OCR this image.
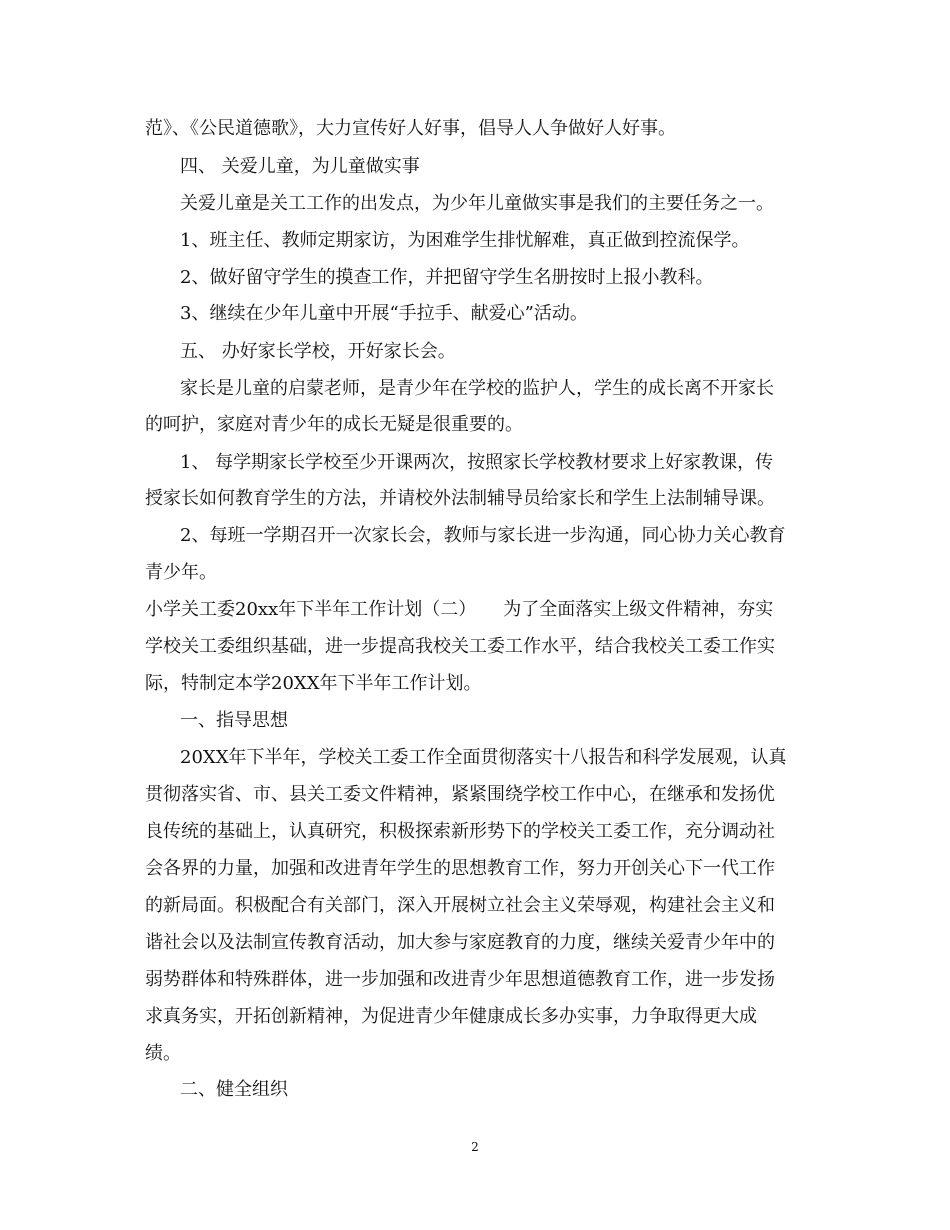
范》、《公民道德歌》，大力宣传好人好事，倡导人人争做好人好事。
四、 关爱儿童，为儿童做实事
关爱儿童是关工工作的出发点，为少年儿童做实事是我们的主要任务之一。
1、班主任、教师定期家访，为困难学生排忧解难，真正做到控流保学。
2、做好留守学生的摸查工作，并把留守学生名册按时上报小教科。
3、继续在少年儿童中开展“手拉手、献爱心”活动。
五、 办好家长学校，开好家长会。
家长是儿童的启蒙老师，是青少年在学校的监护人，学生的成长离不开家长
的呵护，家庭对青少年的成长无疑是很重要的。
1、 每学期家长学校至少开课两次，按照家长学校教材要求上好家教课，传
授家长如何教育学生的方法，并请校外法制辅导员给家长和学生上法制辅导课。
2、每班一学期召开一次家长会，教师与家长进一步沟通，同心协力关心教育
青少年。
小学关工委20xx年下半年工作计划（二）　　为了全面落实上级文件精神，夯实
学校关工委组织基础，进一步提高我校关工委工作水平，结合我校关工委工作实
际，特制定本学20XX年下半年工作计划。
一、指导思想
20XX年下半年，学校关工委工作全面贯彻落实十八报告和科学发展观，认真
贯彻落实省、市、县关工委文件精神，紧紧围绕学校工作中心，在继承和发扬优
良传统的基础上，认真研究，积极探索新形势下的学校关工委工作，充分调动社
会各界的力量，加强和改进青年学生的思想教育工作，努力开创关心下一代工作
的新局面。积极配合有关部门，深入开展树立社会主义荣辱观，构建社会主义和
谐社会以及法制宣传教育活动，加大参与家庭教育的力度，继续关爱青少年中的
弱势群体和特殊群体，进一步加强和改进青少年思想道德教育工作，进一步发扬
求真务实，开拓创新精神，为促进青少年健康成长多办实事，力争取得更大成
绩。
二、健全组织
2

==

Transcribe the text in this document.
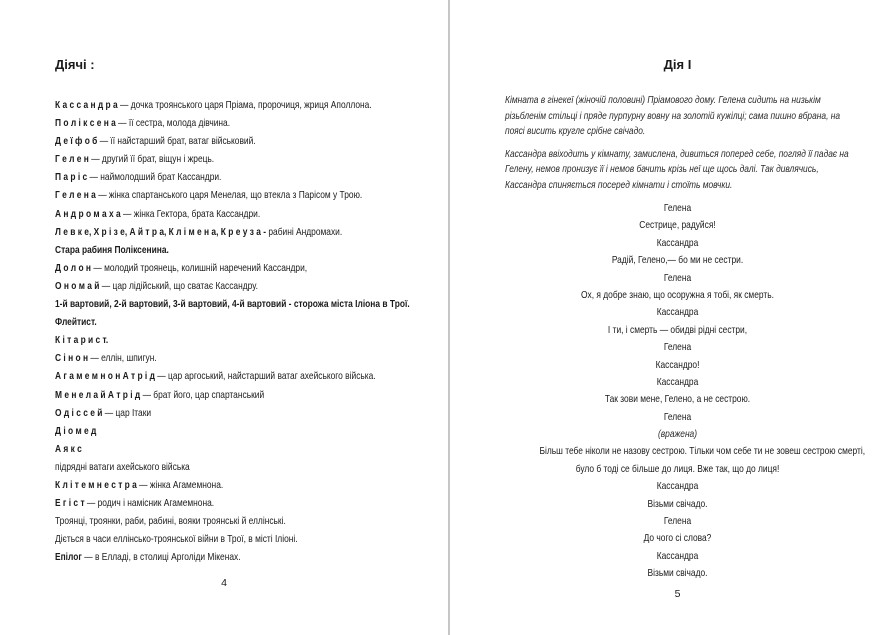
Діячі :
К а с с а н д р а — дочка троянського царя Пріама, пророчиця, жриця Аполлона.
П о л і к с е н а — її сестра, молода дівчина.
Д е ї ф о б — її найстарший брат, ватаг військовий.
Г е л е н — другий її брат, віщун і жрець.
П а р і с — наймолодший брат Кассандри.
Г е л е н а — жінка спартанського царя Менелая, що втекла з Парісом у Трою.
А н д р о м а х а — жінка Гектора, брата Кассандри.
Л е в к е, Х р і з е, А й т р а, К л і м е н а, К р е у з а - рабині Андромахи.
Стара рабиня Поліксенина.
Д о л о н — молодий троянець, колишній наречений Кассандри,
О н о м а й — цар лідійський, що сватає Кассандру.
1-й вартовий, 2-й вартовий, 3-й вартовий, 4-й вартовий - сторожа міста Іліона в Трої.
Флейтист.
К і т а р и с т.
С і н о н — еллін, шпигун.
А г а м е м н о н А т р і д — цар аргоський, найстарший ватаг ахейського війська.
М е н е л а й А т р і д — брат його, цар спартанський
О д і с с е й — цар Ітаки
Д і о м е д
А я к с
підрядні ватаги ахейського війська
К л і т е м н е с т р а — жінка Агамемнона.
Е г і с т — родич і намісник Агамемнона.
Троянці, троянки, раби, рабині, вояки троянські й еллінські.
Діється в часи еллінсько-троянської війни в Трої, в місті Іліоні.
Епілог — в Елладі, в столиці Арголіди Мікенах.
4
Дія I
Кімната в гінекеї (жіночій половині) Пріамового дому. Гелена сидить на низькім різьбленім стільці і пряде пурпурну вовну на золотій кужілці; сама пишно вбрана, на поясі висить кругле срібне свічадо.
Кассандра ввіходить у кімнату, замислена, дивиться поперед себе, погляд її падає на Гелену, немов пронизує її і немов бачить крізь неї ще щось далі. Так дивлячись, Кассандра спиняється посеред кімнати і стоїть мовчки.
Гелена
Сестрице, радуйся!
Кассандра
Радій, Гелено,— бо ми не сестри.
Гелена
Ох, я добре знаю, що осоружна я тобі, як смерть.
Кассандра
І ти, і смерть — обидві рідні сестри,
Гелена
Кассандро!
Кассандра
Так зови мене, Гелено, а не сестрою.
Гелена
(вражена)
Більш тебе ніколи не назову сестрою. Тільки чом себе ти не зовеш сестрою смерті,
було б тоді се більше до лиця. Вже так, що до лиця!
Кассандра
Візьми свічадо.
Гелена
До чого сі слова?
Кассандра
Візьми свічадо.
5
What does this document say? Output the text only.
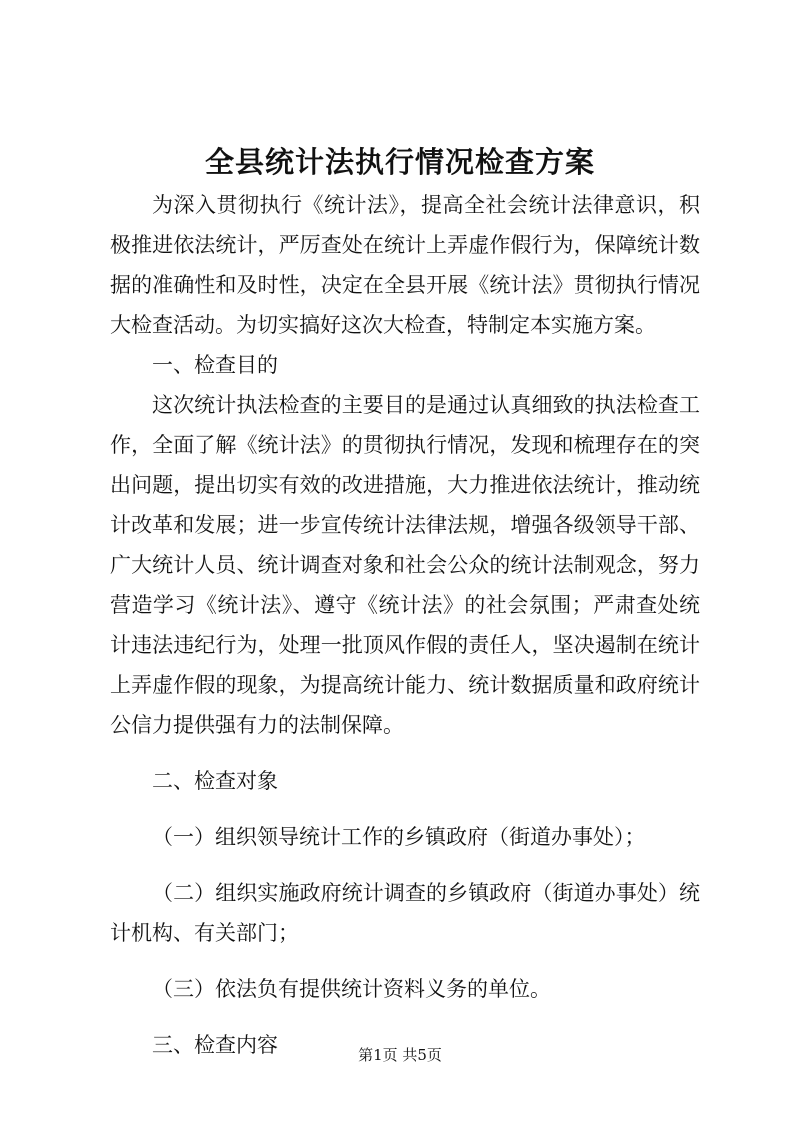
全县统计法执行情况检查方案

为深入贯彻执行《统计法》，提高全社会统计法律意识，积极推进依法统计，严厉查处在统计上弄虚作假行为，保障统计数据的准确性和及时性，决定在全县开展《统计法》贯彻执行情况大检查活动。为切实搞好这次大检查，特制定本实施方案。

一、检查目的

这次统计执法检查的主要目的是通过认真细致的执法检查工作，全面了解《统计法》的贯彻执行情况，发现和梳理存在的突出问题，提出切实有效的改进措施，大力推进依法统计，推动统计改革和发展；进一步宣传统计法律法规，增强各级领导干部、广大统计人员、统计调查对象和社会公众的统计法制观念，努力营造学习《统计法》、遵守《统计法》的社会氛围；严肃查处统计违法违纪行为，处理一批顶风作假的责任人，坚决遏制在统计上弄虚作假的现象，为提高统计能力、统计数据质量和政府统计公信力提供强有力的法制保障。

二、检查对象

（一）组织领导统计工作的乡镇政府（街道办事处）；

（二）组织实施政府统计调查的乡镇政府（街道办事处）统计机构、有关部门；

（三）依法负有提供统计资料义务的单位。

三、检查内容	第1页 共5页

...

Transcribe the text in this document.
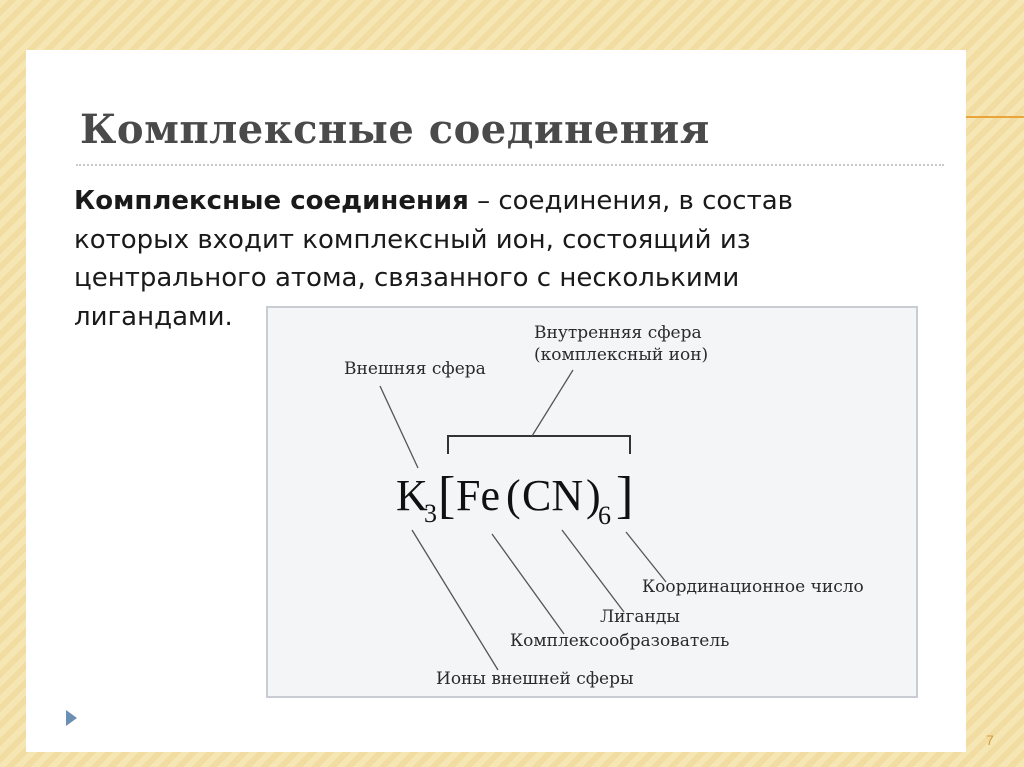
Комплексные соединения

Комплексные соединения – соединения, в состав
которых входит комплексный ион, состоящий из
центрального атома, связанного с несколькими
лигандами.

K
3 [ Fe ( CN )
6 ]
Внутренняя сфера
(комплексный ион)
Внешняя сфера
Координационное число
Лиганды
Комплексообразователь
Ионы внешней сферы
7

• Problem description: Count the lines in the material above where the string "Трої" appears, then state only that count.

• Output of the exercise: 2